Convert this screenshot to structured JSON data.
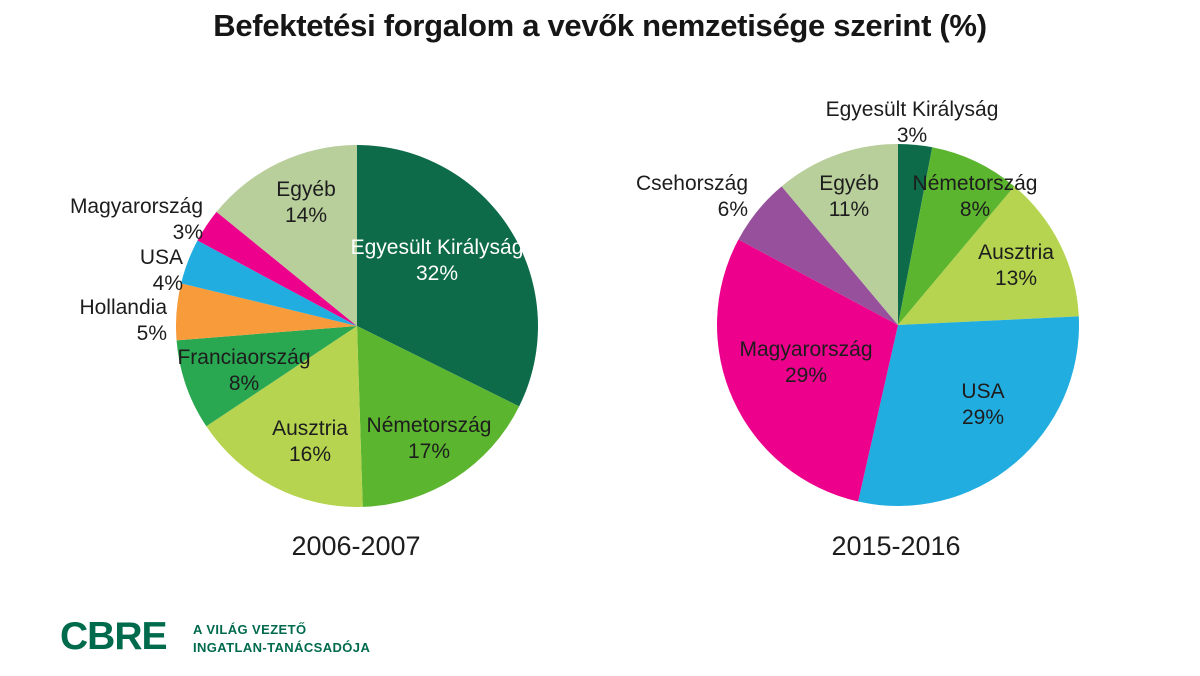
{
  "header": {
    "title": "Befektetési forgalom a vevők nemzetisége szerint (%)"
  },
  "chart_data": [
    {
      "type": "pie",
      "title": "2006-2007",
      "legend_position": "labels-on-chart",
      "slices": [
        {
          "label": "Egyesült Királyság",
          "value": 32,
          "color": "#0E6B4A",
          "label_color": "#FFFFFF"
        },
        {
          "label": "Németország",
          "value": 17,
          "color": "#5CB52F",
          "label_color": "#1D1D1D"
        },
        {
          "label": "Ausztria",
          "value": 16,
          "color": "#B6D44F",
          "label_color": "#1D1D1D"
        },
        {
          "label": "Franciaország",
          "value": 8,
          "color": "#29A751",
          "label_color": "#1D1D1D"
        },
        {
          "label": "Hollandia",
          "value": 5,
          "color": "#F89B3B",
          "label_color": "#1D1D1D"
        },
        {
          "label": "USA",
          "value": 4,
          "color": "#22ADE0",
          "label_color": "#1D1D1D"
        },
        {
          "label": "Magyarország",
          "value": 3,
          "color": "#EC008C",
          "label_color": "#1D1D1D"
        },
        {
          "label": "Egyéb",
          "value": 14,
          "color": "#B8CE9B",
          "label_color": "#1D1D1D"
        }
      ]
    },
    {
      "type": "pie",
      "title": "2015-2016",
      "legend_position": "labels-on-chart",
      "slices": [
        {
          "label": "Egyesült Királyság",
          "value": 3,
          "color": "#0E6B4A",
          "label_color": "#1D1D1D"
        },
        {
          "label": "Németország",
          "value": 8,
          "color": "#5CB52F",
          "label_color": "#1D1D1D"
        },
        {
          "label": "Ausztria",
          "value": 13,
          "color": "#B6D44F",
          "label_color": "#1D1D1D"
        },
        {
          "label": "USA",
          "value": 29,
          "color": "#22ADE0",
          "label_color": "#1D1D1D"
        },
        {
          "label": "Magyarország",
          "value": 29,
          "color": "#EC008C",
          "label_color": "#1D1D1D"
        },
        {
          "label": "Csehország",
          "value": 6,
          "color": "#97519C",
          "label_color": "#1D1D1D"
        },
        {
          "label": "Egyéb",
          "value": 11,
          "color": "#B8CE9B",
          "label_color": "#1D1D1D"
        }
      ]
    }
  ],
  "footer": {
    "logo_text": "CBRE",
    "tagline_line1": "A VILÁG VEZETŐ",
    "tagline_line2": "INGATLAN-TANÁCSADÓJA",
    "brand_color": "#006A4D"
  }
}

----

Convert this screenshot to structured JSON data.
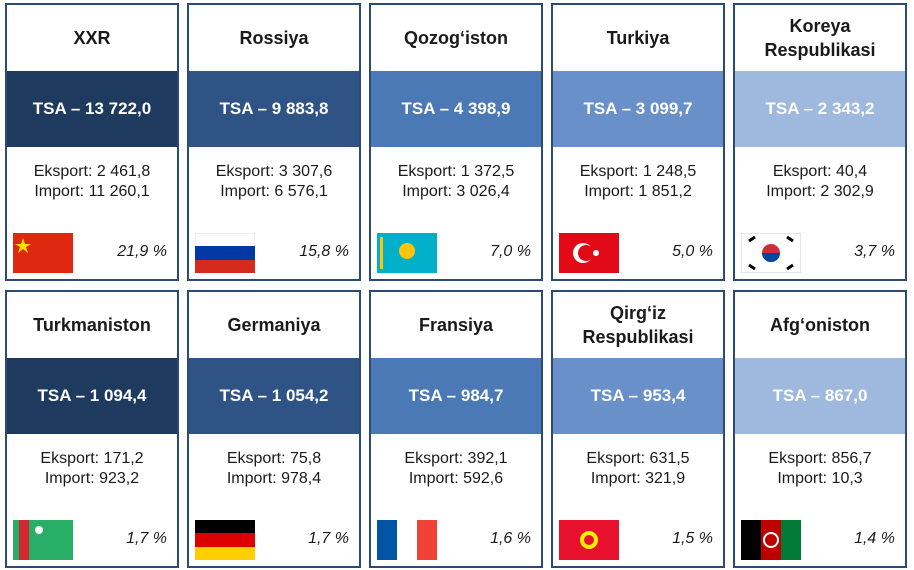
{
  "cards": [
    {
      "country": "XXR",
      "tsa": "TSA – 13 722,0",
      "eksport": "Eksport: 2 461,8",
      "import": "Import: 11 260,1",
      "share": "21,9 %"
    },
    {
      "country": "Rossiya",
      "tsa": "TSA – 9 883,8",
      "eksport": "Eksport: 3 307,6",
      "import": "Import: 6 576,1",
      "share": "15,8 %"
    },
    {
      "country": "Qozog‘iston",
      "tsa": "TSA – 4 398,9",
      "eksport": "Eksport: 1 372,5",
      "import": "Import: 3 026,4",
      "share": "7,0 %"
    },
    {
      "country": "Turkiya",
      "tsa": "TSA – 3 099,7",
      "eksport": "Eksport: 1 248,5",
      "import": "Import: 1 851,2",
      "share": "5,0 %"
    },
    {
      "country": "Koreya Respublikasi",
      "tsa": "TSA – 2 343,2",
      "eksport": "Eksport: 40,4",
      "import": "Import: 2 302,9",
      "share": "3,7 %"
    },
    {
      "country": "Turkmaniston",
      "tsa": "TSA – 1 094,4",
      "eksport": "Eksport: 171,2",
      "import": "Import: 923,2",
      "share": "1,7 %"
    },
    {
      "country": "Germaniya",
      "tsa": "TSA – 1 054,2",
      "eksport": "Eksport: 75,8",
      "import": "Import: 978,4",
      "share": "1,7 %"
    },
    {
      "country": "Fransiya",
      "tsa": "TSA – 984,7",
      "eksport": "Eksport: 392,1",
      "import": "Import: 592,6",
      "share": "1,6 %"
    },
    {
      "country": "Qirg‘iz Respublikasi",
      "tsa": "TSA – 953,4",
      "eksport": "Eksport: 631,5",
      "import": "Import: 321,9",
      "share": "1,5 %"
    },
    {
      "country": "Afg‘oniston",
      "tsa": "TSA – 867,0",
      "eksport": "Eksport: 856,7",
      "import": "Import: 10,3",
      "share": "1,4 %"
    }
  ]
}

----

● **Exercise**
Count the lines above that contain the word "country". Give only the number.

● **Solution to this problem**
10